Article:
Big perks: It was a messy affair. Some say the beheading took five minutes, others 15. All agree that Snyder was given just half a day to clear out, to relinquish the vital perquisites of high literary office: the polished wood desk, the keys to the exec bath and dining room, the personal chef, the limos. Snyder tells friends it was a complete surprise. Only recently he had been saying how great things were at Viacom, how swimmingly everything was going with Redstone & Co. Why, that very morning he'd been planning a party for Sumner. His only inkling that something might be wrong was when Redstone called to cancel, just hours before the chop.
New York's literati were aboil. Snyder was one of their own, an honored member of the club. Publishers and famous authors sprang to his defense. Investigative reporter Bob Woodward, whose relationship with Snyder goes back to Watergate and the publishing of ""All the President's Men,'' telephoned Biondi for an ""explanation.'' Superagent Mort Janklow muttered darkly about ""those people'' at Viacom, who apparently think selling books is like selling ""popcorn.'' Didn't they know that without Snyder, Simon & Schuster would be diminished, that nobody in the whole wide world could possibly begin to replace him?
Others were less surprised. Esteemed as Snyder was as a publisher and businessman, he was roundly loathed as a boss. ""Imperious.'' ""Erratic.'' ""Demanding.'' ""Manages by fear and intimidation.'' ""Mean.'' These were some of the gentler ways people described him to Newsweek, and they told tales of his reign. Many involved elevators. Snyder liked to ride alone, insiders say, and woe betide the unknowing. Such as the messenger he reputedly once fired for presuming to step aboard. Or all the staffers who got axed during the ascent or descent from their cubbyholes. It happened ""all the time,'' says one in-house editor. ""They would get on and he would fire them before they reached the lobby.''
Snyder wouldn't comment. But apparently he fired with such zeal that employees nicknamed a waiting room near his office the ""executive-departure lounge.'' Those he didn't fire, he harangued. Some insiders recount how he would hurl his in box at editors. ""Moron,'' he bellowed in editorial meetings. ""Why the f--k am I paying you?'' He heaped profanities on subordinates, men and women alike -- including his ex-wife Joni Evans, a former S&S senior editor. ""He loves to keep people off balance, insecure,'' explains one fire-ee, now a top exec at a prominent publishing house. ""Once he called me from the treadmill in his private gym. As he picked up speed, his voice just rose to this incredible scream.'' Not for nothing did Fortune rank him among ""America's toughest bosses.'' Snyder reveled in that, another insider claims. He ""would rib executives who hadn't made the list.''
Bad mix: Abrasive as he could be, Snyder inspired great loyalty among his top editors -- mainly, they say, because he was good. Yet his style didn't sit well with his new bosses at Viacom. He seemed almost instinctively to alienate them, to spark disagreements over how to run the publishing house and meld it with Viacom. ""I could give you a hundred reasons why this didn't work,'' says one senior Viacom executive. ""But it wasn't just one thing. It was all of them, together.''
The Viacom team hated Snyder's extravagance, for one. There, top execs would hop a cab or the subway to a meeting. Snyder would pull up in a stretch limo. Such ostentation especially riled Redstone. Worth more than $3 billion, he has lived in the same modest house in Newton, Mass., for 30 years and buys suits off the rack at Filene's Basement, Boston's sartorial discounter. Those big-time perks will soon be ""gone, gone, gone,'' says one Viacomer. Snyder's appetite for them was more than a needless expense; it represented a fundamental clash of values.

Exercise set:
A: List the quoted words and phrases that, according to the article, people used when describing Snyder to Newsweek.
B: Turn the listing lines, from the line with "colorbar xyxy=(717,201,730,311)" to the line with "colorbar-tick-label: -5 xyxy=(734,418,741,426)", into a numbered list, leaving out any blank lines.

Material to process:
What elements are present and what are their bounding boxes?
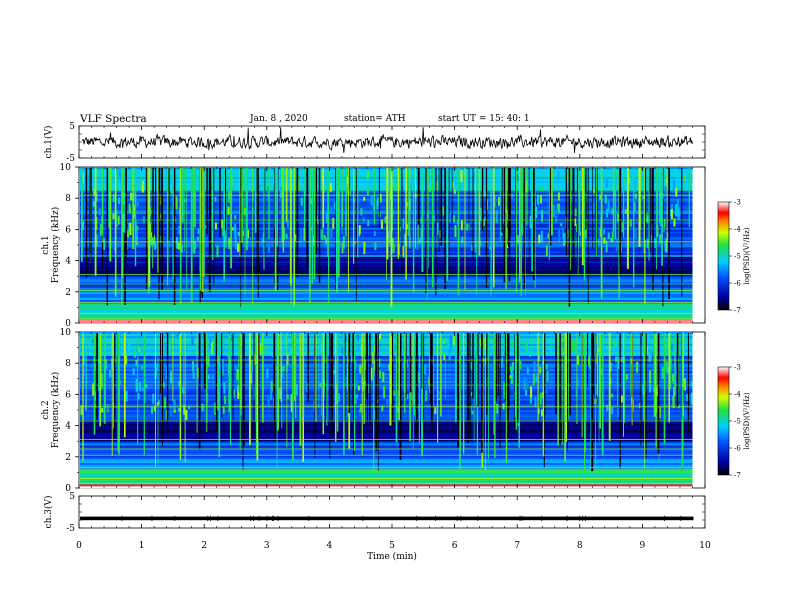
colorbar xyxy=(717,201,730,311)
y-tick-label: 4 xyxy=(65,257,71,267)
colorbar-tick-label: -6 xyxy=(734,280,741,288)
y-tick-label: 5 xyxy=(69,122,75,132)
y-tick-label: 2 xyxy=(65,288,71,298)
x-tick-label: 2 xyxy=(201,541,207,551)
waveform-trace xyxy=(80,516,694,521)
x-tick-label: 10 xyxy=(699,541,711,551)
waveform-trace xyxy=(81,127,693,153)
y-tick-label: 4 xyxy=(65,422,71,432)
x-tick-label: 4 xyxy=(327,541,333,551)
x-axis-label: Time (min) xyxy=(367,551,417,562)
colorbar-tick-label: -4 xyxy=(734,226,741,234)
colorbar-tick-label: -3 xyxy=(734,199,741,207)
start-time-label: start UT = 15: 40: 1 xyxy=(438,114,530,124)
y-tick-label: -5 xyxy=(66,524,75,534)
y-axis-label: Frequency (kHz) xyxy=(50,372,61,449)
x-tick-label: 9 xyxy=(640,541,646,551)
colorbar-label: log(PSD)(V²/Hz) xyxy=(743,392,751,449)
colorbar-tick-label: -5 xyxy=(734,253,741,261)
x-tick-label: 6 xyxy=(452,541,458,551)
chart-title: VLF Spectra xyxy=(80,113,147,125)
y-tick-label: 2 xyxy=(65,453,71,463)
colorbar-tick-label: -7 xyxy=(734,472,741,480)
colorbar-tick-label: -3 xyxy=(734,364,741,372)
y-tick-label: 6 xyxy=(65,390,71,400)
x-tick-label: 3 xyxy=(264,541,270,551)
colorbar-tick-label: -6 xyxy=(734,445,741,453)
colorbar-tick-label: -4 xyxy=(734,391,741,399)
y-axis-label: ch.3(V) xyxy=(43,496,54,529)
y-axis-label: Frequency (kHz) xyxy=(50,207,61,284)
y-tick-label: 10 xyxy=(60,328,72,338)
waveform-frame xyxy=(78,495,706,529)
x-tick-label: 1 xyxy=(139,541,145,551)
y-tick-label: -5 xyxy=(66,154,75,164)
y-tick-label: 10 xyxy=(60,163,72,173)
x-tick-label: 5 xyxy=(389,541,395,551)
x-tick-label: 7 xyxy=(514,541,520,551)
x-tick-label: 8 xyxy=(577,541,583,551)
y-tick-label: 0 xyxy=(65,319,71,329)
y-axis-label: ch.1(V) xyxy=(43,126,54,159)
colorbar-tick-label: -7 xyxy=(734,307,741,315)
x-tick-label: 0 xyxy=(76,541,82,551)
y-tick-label: 0 xyxy=(65,484,71,494)
spectrogram-image xyxy=(80,167,693,324)
station-label: station= ATH xyxy=(344,114,406,124)
y-tick-label: 6 xyxy=(65,225,71,235)
colorbar xyxy=(717,366,730,476)
channel-label: ch.2 xyxy=(41,400,51,419)
y-tick-label: 8 xyxy=(65,359,71,369)
date-label: Jan. 8 , 2020 xyxy=(250,114,308,124)
channel-label: ch.1 xyxy=(41,235,51,254)
colorbar-label: log(PSD)(V²/Hz) xyxy=(743,227,751,284)
y-tick-label: 8 xyxy=(65,194,71,204)
colorbar-tick-label: -5 xyxy=(734,418,741,426)
y-tick-label: 5 xyxy=(69,492,75,502)
spectrogram-image xyxy=(80,332,693,489)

Full answers:
A:
- Imperious
- Erratic
- Demanding
- Manages by fear and intimidation
- Mean

B:
1. colorbar xyxy=(717,201,730,311)
2. y-tick-label: 4 xyxy=(65,257,71,267)
3. colorbar-tick-label: -6 xyxy=(734,280,741,288)
4. y-tick-label: 5 xyxy=(69,122,75,132)
5. y-tick-label: 2 xyxy=(65,288,71,298)
6. x-tick-label: 2 xyxy=(201,541,207,551)
7. waveform-trace xyxy=(80,516,694,521)
8. x-tick-label: 10 xyxy=(699,541,711,551)
9. waveform-trace xyxy=(81,127,693,153)
10. y-tick-label: 4 xyxy=(65,422,71,432)
11. x-tick-label: 4 xyxy=(327,541,333,551)
12. x-axis-label: Time (min) xyxy=(367,551,417,562)
13. colorbar-tick-label: -4 xyxy=(734,226,741,234)
14. colorbar-tick-label: -3 xyxy=(734,199,741,207)
15. start-time-label: start UT = 15: 40: 1 xyxy=(438,114,530,124)
16. y-tick-label: -5 xyxy=(66,524,75,534)
17. y-axis-label: Frequency (kHz) xyxy=(50,372,61,449)
18. x-tick-label: 9 xyxy=(640,541,646,551)
19. colorbar-label: log(PSD)(V²/Hz) xyxy=(743,392,751,449)
20. colorbar-tick-label: -5 xyxy=(734,253,741,261)
21. x-tick-label: 6 xyxy=(452,541,458,551)
22. chart-title: VLF Spectra xyxy=(80,113,147,125)
23. y-tick-label: 2 xyxy=(65,453,71,463)
24. colorbar-tick-label: -7 xyxy=(734,472,741,480)
25. colorbar-tick-label: -3 xyxy=(734,364,741,372)
26. y-tick-label: 6 xyxy=(65,390,71,400)
27. x-tick-label: 3 xyxy=(264,541,270,551)
28. colorbar-tick-label: -6 xyxy=(734,445,741,453)
29. colorbar-tick-label: -4 xyxy=(734,391,741,399)
30. y-axis-label: ch.3(V) xyxy=(43,496,54,529)
31. y-axis-label: Frequency (kHz) xyxy=(50,207,61,284)
32. y-tick-label: 10 xyxy=(60,328,72,338)
33. waveform-frame xyxy=(78,495,706,529)
34. x-tick-label: 1 xyxy=(139,541,145,551)
35. y-tick-label: -5 xyxy=(66,154,75,164)
36. y-tick-label: 10 xyxy=(60,163,72,173)
37. x-tick-label: 5 xyxy=(389,541,395,551)
38. x-tick-label: 7 xyxy=(514,541,520,551)
39. x-tick-label: 8 xyxy=(577,541,583,551)
40. y-tick-label: 0 xyxy=(65,319,71,329)
41. y-axis-label: ch.1(V) xyxy=(43,126,54,159)
42. colorbar-tick-label: -7 xyxy=(734,307,741,315)
43. x-tick-label: 0 xyxy=(76,541,82,551)
44. y-tick-label: 0 xyxy=(65,484,71,494)
45. spectrogram-image xyxy=(80,167,693,324)
46. station-label: station= ATH xyxy=(344,114,406,124)
47. y-tick-label: 6 xyxy=(65,225,71,235)
48. colorbar xyxy=(717,366,730,476)
49. channel-label: ch.2 xyxy=(41,400,51,419)
50. y-tick-label: 8 xyxy=(65,359,71,369)
51. date-label: Jan. 8 , 2020 xyxy=(250,114,308,124)
52. channel-label: ch.1 xyxy=(41,235,51,254)
53. colorbar-label: log(PSD)(V²/Hz) xyxy=(743,227,751,284)
54. y-tick-label: 8 xyxy=(65,194,71,204)
55. colorbar-tick-label: -5 xyxy=(734,418,741,426)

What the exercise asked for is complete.